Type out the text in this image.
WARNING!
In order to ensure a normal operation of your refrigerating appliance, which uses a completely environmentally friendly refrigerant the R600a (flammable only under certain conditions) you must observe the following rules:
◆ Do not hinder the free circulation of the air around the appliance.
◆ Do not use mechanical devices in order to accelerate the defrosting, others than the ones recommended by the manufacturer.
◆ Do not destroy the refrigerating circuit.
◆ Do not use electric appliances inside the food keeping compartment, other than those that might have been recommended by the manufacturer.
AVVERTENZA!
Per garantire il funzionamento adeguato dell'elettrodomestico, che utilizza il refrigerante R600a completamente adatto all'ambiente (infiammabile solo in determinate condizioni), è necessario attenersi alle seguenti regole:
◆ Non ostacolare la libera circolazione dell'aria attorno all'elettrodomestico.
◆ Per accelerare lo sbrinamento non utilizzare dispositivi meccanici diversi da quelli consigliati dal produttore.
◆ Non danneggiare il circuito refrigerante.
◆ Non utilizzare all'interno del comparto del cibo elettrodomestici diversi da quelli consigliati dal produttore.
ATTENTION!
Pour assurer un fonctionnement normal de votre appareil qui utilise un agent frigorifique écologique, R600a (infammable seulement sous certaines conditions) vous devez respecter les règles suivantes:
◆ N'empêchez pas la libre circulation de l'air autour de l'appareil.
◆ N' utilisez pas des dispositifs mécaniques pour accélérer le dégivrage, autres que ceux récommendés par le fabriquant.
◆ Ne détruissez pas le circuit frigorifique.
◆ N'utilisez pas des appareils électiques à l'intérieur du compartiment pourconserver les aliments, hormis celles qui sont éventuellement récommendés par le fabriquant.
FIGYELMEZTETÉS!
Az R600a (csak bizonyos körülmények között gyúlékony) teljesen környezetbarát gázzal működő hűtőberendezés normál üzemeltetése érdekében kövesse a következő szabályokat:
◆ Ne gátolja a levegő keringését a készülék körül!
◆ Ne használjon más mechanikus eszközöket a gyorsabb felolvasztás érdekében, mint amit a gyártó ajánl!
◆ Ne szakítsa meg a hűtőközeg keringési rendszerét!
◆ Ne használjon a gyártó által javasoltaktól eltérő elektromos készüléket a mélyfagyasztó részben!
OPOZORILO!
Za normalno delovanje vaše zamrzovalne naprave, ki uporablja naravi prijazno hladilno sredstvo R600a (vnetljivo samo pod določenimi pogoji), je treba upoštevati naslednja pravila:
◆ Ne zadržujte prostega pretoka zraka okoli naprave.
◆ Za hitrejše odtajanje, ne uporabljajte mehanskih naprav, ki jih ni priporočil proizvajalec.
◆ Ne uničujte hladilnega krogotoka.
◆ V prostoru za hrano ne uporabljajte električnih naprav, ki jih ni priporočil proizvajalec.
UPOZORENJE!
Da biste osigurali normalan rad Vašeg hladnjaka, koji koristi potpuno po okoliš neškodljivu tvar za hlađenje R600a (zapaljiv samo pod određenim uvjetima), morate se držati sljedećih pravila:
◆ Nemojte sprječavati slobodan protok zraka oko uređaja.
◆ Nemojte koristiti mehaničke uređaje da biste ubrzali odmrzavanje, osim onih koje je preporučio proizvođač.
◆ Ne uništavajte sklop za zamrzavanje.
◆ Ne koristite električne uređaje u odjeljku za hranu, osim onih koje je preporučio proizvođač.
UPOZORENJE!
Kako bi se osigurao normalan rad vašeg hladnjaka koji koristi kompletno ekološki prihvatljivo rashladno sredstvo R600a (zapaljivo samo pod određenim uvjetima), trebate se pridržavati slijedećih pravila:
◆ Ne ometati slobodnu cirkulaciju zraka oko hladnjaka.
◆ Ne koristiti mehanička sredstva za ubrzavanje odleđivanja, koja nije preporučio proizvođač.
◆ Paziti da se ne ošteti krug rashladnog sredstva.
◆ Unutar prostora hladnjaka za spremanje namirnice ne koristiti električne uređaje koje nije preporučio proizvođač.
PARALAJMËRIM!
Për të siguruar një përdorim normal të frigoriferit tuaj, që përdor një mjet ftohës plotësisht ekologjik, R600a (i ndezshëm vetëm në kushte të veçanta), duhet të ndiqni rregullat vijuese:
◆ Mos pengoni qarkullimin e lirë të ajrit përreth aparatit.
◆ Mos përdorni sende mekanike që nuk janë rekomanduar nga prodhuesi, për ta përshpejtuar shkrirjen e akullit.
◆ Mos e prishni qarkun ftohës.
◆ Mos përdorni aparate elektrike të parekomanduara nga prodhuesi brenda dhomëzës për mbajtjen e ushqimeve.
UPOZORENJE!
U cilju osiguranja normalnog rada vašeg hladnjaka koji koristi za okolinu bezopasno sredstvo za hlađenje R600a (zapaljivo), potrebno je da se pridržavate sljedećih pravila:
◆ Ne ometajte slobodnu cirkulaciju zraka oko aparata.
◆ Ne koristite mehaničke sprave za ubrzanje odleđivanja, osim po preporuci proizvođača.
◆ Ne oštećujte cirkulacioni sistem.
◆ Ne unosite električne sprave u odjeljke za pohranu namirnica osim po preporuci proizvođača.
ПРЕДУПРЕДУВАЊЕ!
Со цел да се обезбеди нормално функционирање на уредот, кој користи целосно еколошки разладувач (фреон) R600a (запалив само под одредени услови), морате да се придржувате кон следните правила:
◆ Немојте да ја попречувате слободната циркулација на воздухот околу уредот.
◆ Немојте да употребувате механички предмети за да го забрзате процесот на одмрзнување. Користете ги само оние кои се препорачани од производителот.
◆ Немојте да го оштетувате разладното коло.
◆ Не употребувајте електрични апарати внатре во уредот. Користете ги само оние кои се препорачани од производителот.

Given task >> Lines containing the word "onih" must all be returned from the material above.

Full response >>
◆ Nemojte koristiti mehaničke uređaje da biste ubrzali odmrzavanje, osim onih koje je preporučio proizvođač.
◆ Ne koristite električne uređaje u odjeljku za hranu, osim onih koje je preporučio proizvođač.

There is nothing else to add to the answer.